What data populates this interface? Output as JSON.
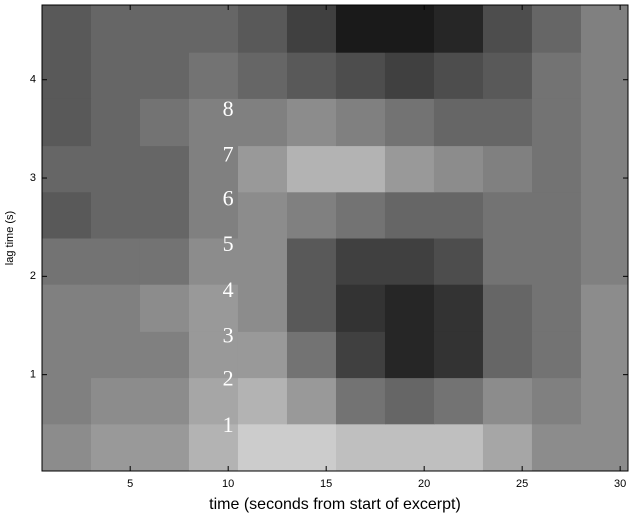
{
  "chart_data": {
    "type": "heatmap",
    "xlabel": "time (seconds from start of excerpt)",
    "ylabel": "lag time (s)",
    "xlim": [
      0.5,
      30.4
    ],
    "ylim": [
      0.02,
      4.76
    ],
    "xticks": [
      5,
      10,
      15,
      20,
      25,
      30
    ],
    "yticks": [
      1,
      2,
      3,
      4
    ],
    "xbins": [
      0.5,
      3,
      5.5,
      8,
      10.5,
      13,
      15.5,
      18,
      20.5,
      23,
      25.5,
      28,
      30.4
    ],
    "ybins": [
      0.02,
      0.5,
      0.97,
      1.44,
      1.92,
      2.39,
      2.86,
      3.33,
      3.81,
      4.28,
      4.76
    ],
    "z": [
      [
        0.55,
        0.6,
        0.6,
        0.7,
        0.8,
        0.8,
        0.75,
        0.75,
        0.75,
        0.65,
        0.55,
        0.55
      ],
      [
        0.5,
        0.55,
        0.55,
        0.65,
        0.7,
        0.6,
        0.45,
        0.4,
        0.45,
        0.55,
        0.5,
        0.55
      ],
      [
        0.5,
        0.5,
        0.5,
        0.6,
        0.6,
        0.45,
        0.25,
        0.15,
        0.2,
        0.4,
        0.45,
        0.55
      ],
      [
        0.5,
        0.5,
        0.55,
        0.6,
        0.55,
        0.35,
        0.2,
        0.15,
        0.2,
        0.4,
        0.45,
        0.55
      ],
      [
        0.45,
        0.45,
        0.45,
        0.55,
        0.55,
        0.35,
        0.25,
        0.25,
        0.3,
        0.45,
        0.45,
        0.5
      ],
      [
        0.35,
        0.4,
        0.4,
        0.5,
        0.55,
        0.5,
        0.45,
        0.4,
        0.4,
        0.45,
        0.45,
        0.5
      ],
      [
        0.4,
        0.4,
        0.4,
        0.5,
        0.6,
        0.7,
        0.7,
        0.6,
        0.55,
        0.5,
        0.45,
        0.5
      ],
      [
        0.35,
        0.4,
        0.45,
        0.5,
        0.5,
        0.55,
        0.5,
        0.45,
        0.4,
        0.4,
        0.45,
        0.5
      ],
      [
        0.35,
        0.4,
        0.4,
        0.45,
        0.4,
        0.35,
        0.3,
        0.25,
        0.3,
        0.35,
        0.45,
        0.5
      ],
      [
        0.35,
        0.4,
        0.4,
        0.4,
        0.35,
        0.25,
        0.1,
        0.1,
        0.15,
        0.3,
        0.4,
        0.5
      ]
    ],
    "annotations": [
      {
        "text": "1",
        "x": 10,
        "y": 0.47
      },
      {
        "text": "2",
        "x": 10,
        "y": 0.94
      },
      {
        "text": "3",
        "x": 10,
        "y": 1.38
      },
      {
        "text": "4",
        "x": 10,
        "y": 1.84
      },
      {
        "text": "5",
        "x": 10,
        "y": 2.31
      },
      {
        "text": "6",
        "x": 10,
        "y": 2.77
      },
      {
        "text": "7",
        "x": 10,
        "y": 3.22
      },
      {
        "text": "8",
        "x": 10,
        "y": 3.68
      }
    ]
  }
}
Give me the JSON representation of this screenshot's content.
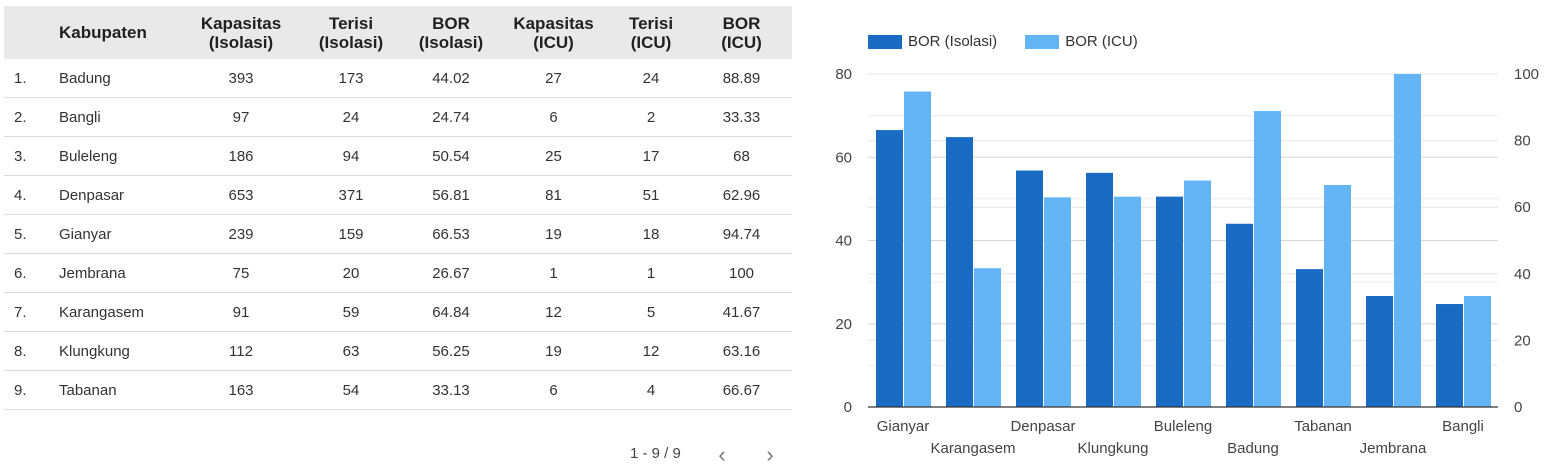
{
  "table": {
    "headers": [
      {
        "l1": "",
        "l2": ""
      },
      {
        "l1": "Kabupaten",
        "l2": ""
      },
      {
        "l1": "Kapasitas",
        "l2": "(Isolasi)"
      },
      {
        "l1": "Terisi",
        "l2": "(Isolasi)"
      },
      {
        "l1": "BOR",
        "l2": "(Isolasi)"
      },
      {
        "l1": "Kapasitas",
        "l2": "(ICU)"
      },
      {
        "l1": "Terisi",
        "l2": "(ICU)"
      },
      {
        "l1": "BOR",
        "l2": "(ICU)"
      }
    ],
    "rows": [
      [
        "1.",
        "Badung",
        "393",
        "173",
        "44.02",
        "27",
        "24",
        "88.89"
      ],
      [
        "2.",
        "Bangli",
        "97",
        "24",
        "24.74",
        "6",
        "2",
        "33.33"
      ],
      [
        "3.",
        "Buleleng",
        "186",
        "94",
        "50.54",
        "25",
        "17",
        "68"
      ],
      [
        "4.",
        "Denpasar",
        "653",
        "371",
        "56.81",
        "81",
        "51",
        "62.96"
      ],
      [
        "5.",
        "Gianyar",
        "239",
        "159",
        "66.53",
        "19",
        "18",
        "94.74"
      ],
      [
        "6.",
        "Jembrana",
        "75",
        "20",
        "26.67",
        "1",
        "1",
        "100"
      ],
      [
        "7.",
        "Karangasem",
        "91",
        "59",
        "64.84",
        "12",
        "5",
        "41.67"
      ],
      [
        "8.",
        "Klungkung",
        "112",
        "63",
        "56.25",
        "19",
        "12",
        "63.16"
      ],
      [
        "9.",
        "Tabanan",
        "163",
        "54",
        "33.13",
        "6",
        "4",
        "66.67"
      ]
    ]
  },
  "pagination": {
    "text": "1 - 9 / 9",
    "prev_icon": "chevron-left-icon",
    "next_icon": "chevron-right-icon"
  },
  "chart_data": {
    "type": "bar",
    "categories": [
      "Gianyar",
      "Karangasem",
      "Denpasar",
      "Klungkung",
      "Buleleng",
      "Badung",
      "Tabanan",
      "Jembrana",
      "Bangli"
    ],
    "series": [
      {
        "name": "BOR (Isolasi)",
        "values": [
          66.53,
          64.84,
          56.81,
          56.25,
          50.54,
          44.02,
          33.13,
          26.67,
          24.74
        ],
        "color": "#1a6bc4",
        "axis": "left"
      },
      {
        "name": "BOR (ICU)",
        "values": [
          94.74,
          41.67,
          62.96,
          63.16,
          68,
          88.89,
          66.67,
          100,
          33.33
        ],
        "color": "#64b5f6",
        "axis": "right"
      }
    ],
    "y_left": {
      "ylim": [
        0,
        80
      ],
      "ticks": [
        "0",
        "20",
        "40",
        "60",
        "80"
      ]
    },
    "y_right": {
      "ylim": [
        0,
        100
      ],
      "ticks": [
        "0",
        "20",
        "40",
        "60",
        "80",
        "100"
      ]
    },
    "grid": true,
    "legend_position": "top-left",
    "xlabel": "",
    "ylabel": ""
  }
}
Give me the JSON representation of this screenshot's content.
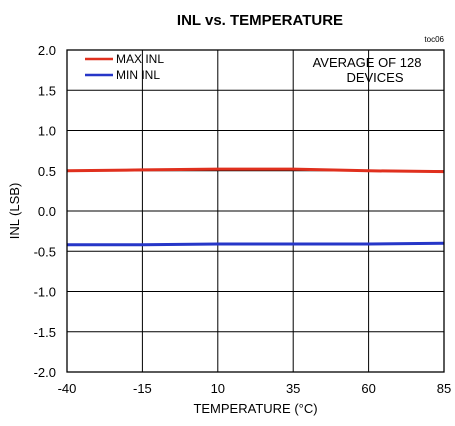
{
  "chart_data": {
    "type": "line",
    "title": "INL vs. TEMPERATURE",
    "figure_id": "toc06",
    "xlabel": "TEMPERATURE (°C)",
    "ylabel": "INL (LSB)",
    "xlim": [
      -40,
      85
    ],
    "ylim": [
      -2.0,
      2.0
    ],
    "x_ticks": [
      -40,
      -15,
      10,
      35,
      60,
      85
    ],
    "x_tick_labels": [
      "-40",
      "-15",
      "10",
      "35",
      "60",
      "85"
    ],
    "y_ticks": [
      -2.0,
      -1.5,
      -1.0,
      -0.5,
      0.0,
      0.5,
      1.0,
      1.5,
      2.0
    ],
    "y_tick_labels": [
      "-2.0",
      "-1.5",
      "-1.0",
      "-0.5",
      "0.0",
      "0.5",
      "1.0",
      "1.5",
      "2.0"
    ],
    "grid": true,
    "legend_position": "top-left",
    "annotation": {
      "line1": "AVERAGE OF 128",
      "line2": "DEVICES"
    },
    "series": [
      {
        "name": "MAX INL",
        "color": "#e0301e",
        "x": [
          -40,
          -15,
          10,
          35,
          60,
          85
        ],
        "y": [
          0.5,
          0.51,
          0.52,
          0.52,
          0.5,
          0.49
        ]
      },
      {
        "name": "MIN INL",
        "color": "#2636c8",
        "x": [
          -40,
          -15,
          10,
          35,
          60,
          85
        ],
        "y": [
          -0.42,
          -0.42,
          -0.41,
          -0.41,
          -0.41,
          -0.4
        ]
      }
    ]
  }
}
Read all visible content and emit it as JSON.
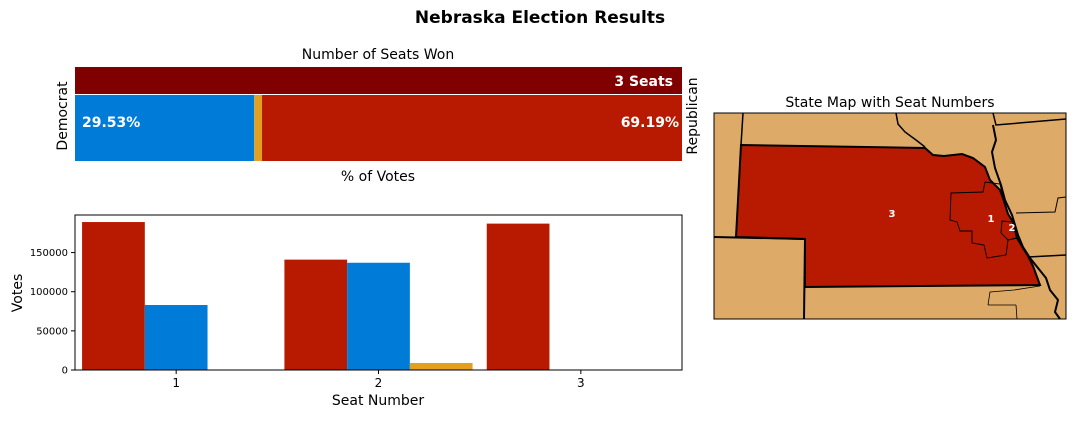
{
  "figure": {
    "title": "Nebraska Election Results"
  },
  "colors": {
    "republican": "#b71a00",
    "democrat": "#007bd8",
    "other": "#e3a020",
    "seats": "#800000",
    "land": "#deaa68",
    "outline": "#000000"
  },
  "chart_data": [
    {
      "type": "bar",
      "orientation": "horizontal-stacked",
      "title": "Number of Seats Won",
      "xlabel": "% of Votes",
      "left_label": "Democrat",
      "right_label": "Republican",
      "seats_label": "3 Seats",
      "seats_won": 3,
      "xlim": [
        0,
        100
      ],
      "series": [
        {
          "name": "Democrat",
          "value": 29.53,
          "label": "29.53%"
        },
        {
          "name": "Other",
          "value": 1.28,
          "label": ""
        },
        {
          "name": "Republican",
          "value": 69.19,
          "label": "69.19%"
        }
      ]
    },
    {
      "type": "bar",
      "title": "",
      "xlabel": "Seat Number",
      "ylabel": "Votes",
      "categories": [
        "1",
        "2",
        "3"
      ],
      "ylim": [
        0,
        198000
      ],
      "yticks": [
        "0",
        "50000",
        "100000",
        "150000"
      ],
      "series": [
        {
          "party": "Republican",
          "values": [
            189000,
            141000,
            187000
          ]
        },
        {
          "party": "Democrat",
          "values": [
            83000,
            137000,
            0
          ]
        },
        {
          "party": "Other",
          "values": [
            0,
            9000,
            0
          ]
        }
      ]
    },
    {
      "type": "map",
      "title": "State Map with Seat Numbers",
      "seat_labels": [
        "3",
        "1",
        "2"
      ]
    }
  ]
}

· · ·

◆ Objective: From the entries above, copy every line containing the word "title".

◆ Response to the exercise:
    "title": "INL vs. TEMPERATURE",
    "title": "Nebraska Election Results"
      "title": "Number of Seats Won",
      "title": "",
      "title": "State Map with Seat Numbers",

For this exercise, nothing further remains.